- EXERCISE: Print every line of the listing exactly, please.

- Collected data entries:
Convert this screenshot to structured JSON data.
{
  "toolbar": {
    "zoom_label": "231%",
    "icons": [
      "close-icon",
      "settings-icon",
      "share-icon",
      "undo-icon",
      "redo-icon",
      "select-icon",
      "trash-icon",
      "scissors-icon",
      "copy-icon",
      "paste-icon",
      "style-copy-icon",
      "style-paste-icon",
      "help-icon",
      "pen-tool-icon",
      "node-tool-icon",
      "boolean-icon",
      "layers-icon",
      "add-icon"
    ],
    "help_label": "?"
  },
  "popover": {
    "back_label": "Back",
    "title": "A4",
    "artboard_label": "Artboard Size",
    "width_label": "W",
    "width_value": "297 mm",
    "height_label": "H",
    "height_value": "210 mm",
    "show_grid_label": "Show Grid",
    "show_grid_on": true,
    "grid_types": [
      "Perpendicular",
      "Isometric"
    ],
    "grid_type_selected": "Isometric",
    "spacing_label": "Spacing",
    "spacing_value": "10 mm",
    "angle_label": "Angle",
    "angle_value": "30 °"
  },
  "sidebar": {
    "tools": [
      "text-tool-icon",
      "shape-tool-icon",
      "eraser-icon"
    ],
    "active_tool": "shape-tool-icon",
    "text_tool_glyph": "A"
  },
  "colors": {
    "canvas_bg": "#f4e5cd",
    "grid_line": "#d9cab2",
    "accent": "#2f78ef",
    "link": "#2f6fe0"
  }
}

- RESULT FOR THIS EXERCISE:
Convert this screenshot to structured JSON data.
{
  "toolbar": {
    "zoom_label": "231%",
    "icons": [
      "close-icon",
      "settings-icon",
      "share-icon",
      "undo-icon",
      "redo-icon",
      "select-icon",
      "trash-icon",
      "scissors-icon",
      "copy-icon",
      "paste-icon",
      "style-copy-icon",
      "style-paste-icon",
      "help-icon",
      "pen-tool-icon",
      "node-tool-icon",
      "boolean-icon",
      "layers-icon",
      "add-icon"
    ],
    "help_label": "?"
  },
  "popover": {
    "back_label": "Back",
    "title": "A4",
    "artboard_label": "Artboard Size",
    "width_label": "W",
    "width_value": "297 mm",
    "height_label": "H",
    "height_value": "210 mm",
    "show_grid_label": "Show Grid",
    "show_grid_on": true,
    "grid_types": [
      "Perpendicular",
      "Isometric"
    ],
    "grid_type_selected": "Isometric",
    "spacing_label": "Spacing",
    "spacing_value": "10 mm",
    "angle_label": "Angle",
    "angle_value": "30 °"
  },
  "sidebar": {
    "tools": [
      "text-tool-icon",
      "shape-tool-icon",
      "eraser-icon"
    ],
    "active_tool": "shape-tool-icon",
    "text_tool_glyph": "A"
  },
  "colors": {
    "canvas_bg": "#f4e5cd",
    "grid_line": "#d9cab2",
    "accent": "#2f78ef",
    "link": "#2f6fe0"
  }
}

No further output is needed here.